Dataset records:

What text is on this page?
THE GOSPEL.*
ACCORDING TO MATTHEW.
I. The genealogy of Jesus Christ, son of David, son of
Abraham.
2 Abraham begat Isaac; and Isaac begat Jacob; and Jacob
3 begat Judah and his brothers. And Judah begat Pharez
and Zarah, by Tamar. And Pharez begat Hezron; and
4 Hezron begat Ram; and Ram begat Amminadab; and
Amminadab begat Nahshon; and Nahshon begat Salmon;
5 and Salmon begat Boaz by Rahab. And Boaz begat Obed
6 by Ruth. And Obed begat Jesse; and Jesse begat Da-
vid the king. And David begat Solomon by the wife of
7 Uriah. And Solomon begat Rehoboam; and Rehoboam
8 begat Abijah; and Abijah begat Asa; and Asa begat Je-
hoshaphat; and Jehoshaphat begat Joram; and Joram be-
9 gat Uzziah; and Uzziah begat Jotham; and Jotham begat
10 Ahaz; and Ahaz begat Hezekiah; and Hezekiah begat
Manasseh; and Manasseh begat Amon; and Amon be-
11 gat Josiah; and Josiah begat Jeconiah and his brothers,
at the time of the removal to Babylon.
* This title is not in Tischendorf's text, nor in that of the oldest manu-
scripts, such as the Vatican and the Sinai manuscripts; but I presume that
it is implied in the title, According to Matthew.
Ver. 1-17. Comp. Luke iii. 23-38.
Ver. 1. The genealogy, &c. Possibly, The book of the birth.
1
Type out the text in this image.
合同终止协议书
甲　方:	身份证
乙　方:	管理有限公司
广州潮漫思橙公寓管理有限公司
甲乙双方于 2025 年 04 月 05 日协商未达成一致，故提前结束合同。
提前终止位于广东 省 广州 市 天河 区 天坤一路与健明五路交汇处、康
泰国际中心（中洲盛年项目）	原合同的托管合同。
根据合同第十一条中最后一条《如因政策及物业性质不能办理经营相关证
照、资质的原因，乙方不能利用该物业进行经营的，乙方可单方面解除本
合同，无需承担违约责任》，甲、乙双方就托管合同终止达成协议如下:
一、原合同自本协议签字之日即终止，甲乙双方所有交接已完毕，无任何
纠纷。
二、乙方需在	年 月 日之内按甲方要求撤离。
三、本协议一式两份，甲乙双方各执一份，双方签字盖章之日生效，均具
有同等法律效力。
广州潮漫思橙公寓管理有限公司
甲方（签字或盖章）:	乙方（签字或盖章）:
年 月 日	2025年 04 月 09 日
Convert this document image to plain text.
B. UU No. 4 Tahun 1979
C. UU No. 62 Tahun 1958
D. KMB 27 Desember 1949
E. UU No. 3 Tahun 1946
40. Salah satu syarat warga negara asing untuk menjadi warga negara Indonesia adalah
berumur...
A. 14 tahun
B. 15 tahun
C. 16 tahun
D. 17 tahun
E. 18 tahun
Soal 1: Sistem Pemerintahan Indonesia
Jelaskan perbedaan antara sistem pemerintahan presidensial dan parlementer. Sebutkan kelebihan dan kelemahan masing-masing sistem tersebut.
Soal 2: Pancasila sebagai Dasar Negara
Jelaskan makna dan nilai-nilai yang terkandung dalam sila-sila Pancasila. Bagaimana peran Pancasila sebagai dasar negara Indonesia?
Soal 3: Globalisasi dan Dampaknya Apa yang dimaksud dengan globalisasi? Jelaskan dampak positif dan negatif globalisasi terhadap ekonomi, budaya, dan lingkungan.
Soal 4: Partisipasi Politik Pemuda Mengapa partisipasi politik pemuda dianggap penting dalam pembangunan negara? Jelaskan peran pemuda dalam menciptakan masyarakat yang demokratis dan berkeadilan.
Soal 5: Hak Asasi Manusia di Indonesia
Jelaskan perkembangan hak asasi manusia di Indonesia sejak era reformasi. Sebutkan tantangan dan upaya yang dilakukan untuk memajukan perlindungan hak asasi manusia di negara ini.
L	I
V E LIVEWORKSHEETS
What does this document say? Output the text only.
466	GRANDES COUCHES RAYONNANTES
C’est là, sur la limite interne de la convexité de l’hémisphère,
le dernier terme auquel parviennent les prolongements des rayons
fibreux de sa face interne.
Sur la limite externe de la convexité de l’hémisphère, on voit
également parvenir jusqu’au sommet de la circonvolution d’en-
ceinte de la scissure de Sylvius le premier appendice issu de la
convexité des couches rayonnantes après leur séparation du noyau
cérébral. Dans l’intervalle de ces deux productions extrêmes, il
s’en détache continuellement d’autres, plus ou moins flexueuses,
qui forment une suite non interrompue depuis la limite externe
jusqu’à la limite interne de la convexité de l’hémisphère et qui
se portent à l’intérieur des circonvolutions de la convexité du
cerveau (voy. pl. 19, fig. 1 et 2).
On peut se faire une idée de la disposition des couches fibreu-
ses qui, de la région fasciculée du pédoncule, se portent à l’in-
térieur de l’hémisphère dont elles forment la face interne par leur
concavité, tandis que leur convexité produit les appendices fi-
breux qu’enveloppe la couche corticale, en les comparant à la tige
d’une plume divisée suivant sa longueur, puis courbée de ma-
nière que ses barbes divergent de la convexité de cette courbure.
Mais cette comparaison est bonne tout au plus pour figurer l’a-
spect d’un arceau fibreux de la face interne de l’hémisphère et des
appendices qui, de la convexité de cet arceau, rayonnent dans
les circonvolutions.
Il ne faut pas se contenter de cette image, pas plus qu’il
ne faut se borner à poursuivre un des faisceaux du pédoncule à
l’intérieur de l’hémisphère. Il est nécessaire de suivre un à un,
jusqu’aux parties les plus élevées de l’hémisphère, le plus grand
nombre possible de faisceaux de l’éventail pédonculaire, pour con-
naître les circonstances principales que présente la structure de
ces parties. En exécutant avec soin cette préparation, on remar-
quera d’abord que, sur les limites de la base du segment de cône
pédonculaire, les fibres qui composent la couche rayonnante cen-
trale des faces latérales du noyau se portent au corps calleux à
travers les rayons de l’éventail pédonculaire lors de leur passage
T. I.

#### What the task requires:
Repeat the material in full, exactly as it stands.

#### Response below:
What text is on this page?
THE GOSPEL.*
ACCORDING TO MATTHEW.
I. The genealogy of Jesus Christ, son of David, son of
Abraham.
2 Abraham begat Isaac; and Isaac begat Jacob; and Jacob
3 begat Judah and his brothers. And Judah begat Pharez
and Zarah, by Tamar. And Pharez begat Hezron; and
4 Hezron begat Ram; and Ram begat Amminadab; and
Amminadab begat Nahshon; and Nahshon begat Salmon;
5 and Salmon begat Boaz by Rahab. And Boaz begat Obed
6 by Ruth. And Obed begat Jesse; and Jesse begat Da-
vid the king. And David begat Solomon by the wife of
7 Uriah. And Solomon begat Rehoboam; and Rehoboam
8 begat Abijah; and Abijah begat Asa; and Asa begat Je-
hoshaphat; and Jehoshaphat begat Joram; and Joram be-
9 gat Uzziah; and Uzziah begat Jotham; and Jotham begat
10 Ahaz; and Ahaz begat Hezekiah; and Hezekiah begat
Manasseh; and Manasseh begat Amon; and Amon be-
11 gat Josiah; and Josiah begat Jeconiah and his brothers,
at the time of the removal to Babylon.
* This title is not in Tischendorf's text, nor in that of the oldest manu-
scripts, such as the Vatican and the Sinai manuscripts; but I presume that
it is implied in the title, According to Matthew.
Ver. 1-17. Comp. Luke iii. 23-38.
Ver. 1. The genealogy, &c. Possibly, The book of the birth.
1
Type out the text in this image.
合同终止协议书
甲　方:	身份证
乙　方:	管理有限公司
广州潮漫思橙公寓管理有限公司
甲乙双方于 2025 年 04 月 05 日协商未达成一致，故提前结束合同。
提前终止位于广东 省 广州 市 天河 区 天坤一路与健明五路交汇处、康
泰国际中心（中洲盛年项目）	原合同的托管合同。
根据合同第十一条中最后一条《如因政策及物业性质不能办理经营相关证
照、资质的原因，乙方不能利用该物业进行经营的，乙方可单方面解除本
合同，无需承担违约责任》，甲、乙双方就托管合同终止达成协议如下:
一、原合同自本协议签字之日即终止，甲乙双方所有交接已完毕，无任何
纠纷。
二、乙方需在	年 月 日之内按甲方要求撤离。
三、本协议一式两份，甲乙双方各执一份，双方签字盖章之日生效，均具
有同等法律效力。
广州潮漫思橙公寓管理有限公司
甲方（签字或盖章）:	乙方（签字或盖章）:
年 月 日	2025年 04 月 09 日
Convert this document image to plain text.
B. UU No. 4 Tahun 1979
C. UU No. 62 Tahun 1958
D. KMB 27 Desember 1949
E. UU No. 3 Tahun 1946
40. Salah satu syarat warga negara asing untuk menjadi warga negara Indonesia adalah
berumur...
A. 14 tahun
B. 15 tahun
C. 16 tahun
D. 17 tahun
E. 18 tahun
Soal 1: Sistem Pemerintahan Indonesia
Jelaskan perbedaan antara sistem pemerintahan presidensial dan parlementer. Sebutkan kelebihan dan kelemahan masing-masing sistem tersebut.
Soal 2: Pancasila sebagai Dasar Negara
Jelaskan makna dan nilai-nilai yang terkandung dalam sila-sila Pancasila. Bagaimana peran Pancasila sebagai dasar negara Indonesia?
Soal 3: Globalisasi dan Dampaknya Apa yang dimaksud dengan globalisasi? Jelaskan dampak positif dan negatif globalisasi terhadap ekonomi, budaya, dan lingkungan.
Soal 4: Partisipasi Politik Pemuda Mengapa partisipasi politik pemuda dianggap penting dalam pembangunan negara? Jelaskan peran pemuda dalam menciptakan masyarakat yang demokratis dan berkeadilan.
Soal 5: Hak Asasi Manusia di Indonesia
Jelaskan perkembangan hak asasi manusia di Indonesia sejak era reformasi. Sebutkan tantangan dan upaya yang dilakukan untuk memajukan perlindungan hak asasi manusia di negara ini.
L	I
V E LIVEWORKSHEETS
What does this document say? Output the text only.
466	GRANDES COUCHES RAYONNANTES
C’est là, sur la limite interne de la convexité de l’hémisphère,
le dernier terme auquel parviennent les prolongements des rayons
fibreux de sa face interne.
Sur la limite externe de la convexité de l’hémisphère, on voit
également parvenir jusqu’au sommet de la circonvolution d’en-
ceinte de la scissure de Sylvius le premier appendice issu de la
convexité des couches rayonnantes après leur séparation du noyau
cérébral. Dans l’intervalle de ces deux productions extrêmes, il
s’en détache continuellement d’autres, plus ou moins flexueuses,
qui forment une suite non interrompue depuis la limite externe
jusqu’à la limite interne de la convexité de l’hémisphère et qui
se portent à l’intérieur des circonvolutions de la convexité du
cerveau (voy. pl. 19, fig. 1 et 2).
On peut se faire une idée de la disposition des couches fibreu-
ses qui, de la région fasciculée du pédoncule, se portent à l’in-
térieur de l’hémisphère dont elles forment la face interne par leur
concavité, tandis que leur convexité produit les appendices fi-
breux qu’enveloppe la couche corticale, en les comparant à la tige
d’une plume divisée suivant sa longueur, puis courbée de ma-
nière que ses barbes divergent de la convexité de cette courbure.
Mais cette comparaison est bonne tout au plus pour figurer l’a-
spect d’un arceau fibreux de la face interne de l’hémisphère et des
appendices qui, de la convexité de cet arceau, rayonnent dans
les circonvolutions.
Il ne faut pas se contenter de cette image, pas plus qu’il
ne faut se borner à poursuivre un des faisceaux du pédoncule à
l’intérieur de l’hémisphère. Il est nécessaire de suivre un à un,
jusqu’aux parties les plus élevées de l’hémisphère, le plus grand
nombre possible de faisceaux de l’éventail pédonculaire, pour con-
naître les circonstances principales que présente la structure de
ces parties. En exécutant avec soin cette préparation, on remar-
quera d’abord que, sur les limites de la base du segment de cône
pédonculaire, les fibres qui composent la couche rayonnante cen-
trale des faces latérales du noyau se portent au corps calleux à
travers les rayons de l’éventail pédonculaire lors de leur passage
T. I.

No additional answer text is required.